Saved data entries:
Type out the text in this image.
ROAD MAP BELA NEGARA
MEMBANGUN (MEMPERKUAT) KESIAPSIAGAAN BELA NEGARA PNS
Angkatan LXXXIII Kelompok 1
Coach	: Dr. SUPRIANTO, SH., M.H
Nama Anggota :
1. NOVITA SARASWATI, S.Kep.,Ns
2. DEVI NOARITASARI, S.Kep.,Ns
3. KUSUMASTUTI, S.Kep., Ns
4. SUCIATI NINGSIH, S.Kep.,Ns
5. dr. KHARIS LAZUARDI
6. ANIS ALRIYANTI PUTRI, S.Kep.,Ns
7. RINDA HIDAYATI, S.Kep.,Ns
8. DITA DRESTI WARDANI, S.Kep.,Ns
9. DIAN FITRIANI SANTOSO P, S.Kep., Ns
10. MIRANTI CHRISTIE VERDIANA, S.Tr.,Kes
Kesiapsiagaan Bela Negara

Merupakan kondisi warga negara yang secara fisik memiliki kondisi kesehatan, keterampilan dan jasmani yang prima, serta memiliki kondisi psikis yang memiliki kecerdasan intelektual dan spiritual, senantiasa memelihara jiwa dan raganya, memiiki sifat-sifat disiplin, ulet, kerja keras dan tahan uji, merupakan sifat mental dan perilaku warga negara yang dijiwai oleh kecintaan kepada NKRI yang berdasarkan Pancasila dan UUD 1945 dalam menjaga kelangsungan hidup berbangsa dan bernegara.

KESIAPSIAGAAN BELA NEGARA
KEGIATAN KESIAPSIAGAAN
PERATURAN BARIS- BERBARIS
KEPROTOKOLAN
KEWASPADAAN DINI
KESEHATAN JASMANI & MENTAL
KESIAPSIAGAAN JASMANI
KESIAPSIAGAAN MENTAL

What you need to do: Set down each entry again, unchanged.

Task result:
Type out the text in this image.
ROAD MAP BELA NEGARA
MEMBANGUN (MEMPERKUAT) KESIAPSIAGAAN BELA NEGARA PNS
Angkatan LXXXIII Kelompok 1
Coach	: Dr. SUPRIANTO, SH., M.H
Nama Anggota :
1. NOVITA SARASWATI, S.Kep.,Ns
2. DEVI NOARITASARI, S.Kep.,Ns
3. KUSUMASTUTI, S.Kep., Ns
4. SUCIATI NINGSIH, S.Kep.,Ns
5. dr. KHARIS LAZUARDI
6. ANIS ALRIYANTI PUTRI, S.Kep.,Ns
7. RINDA HIDAYATI, S.Kep.,Ns
8. DITA DRESTI WARDANI, S.Kep.,Ns
9. DIAN FITRIANI SANTOSO P, S.Kep., Ns
10. MIRANTI CHRISTIE VERDIANA, S.Tr.,Kes
Kesiapsiagaan Bela Negara

Merupakan kondisi warga negara yang secara fisik memiliki kondisi kesehatan, keterampilan dan jasmani yang prima, serta memiliki kondisi psikis yang memiliki kecerdasan intelektual dan spiritual, senantiasa memelihara jiwa dan raganya, memiiki sifat-sifat disiplin, ulet, kerja keras dan tahan uji, merupakan sifat mental dan perilaku warga negara yang dijiwai oleh kecintaan kepada NKRI yang berdasarkan Pancasila dan UUD 1945 dalam menjaga kelangsungan hidup berbangsa dan bernegara.

KESIAPSIAGAAN BELA NEGARA
KEGIATAN KESIAPSIAGAAN
PERATURAN BARIS- BERBARIS
KEPROTOKOLAN
KEWASPADAAN DINI
KESEHATAN JASMANI & MENTAL
KESIAPSIAGAAN JASMANI
KESIAPSIAGAAN MENTAL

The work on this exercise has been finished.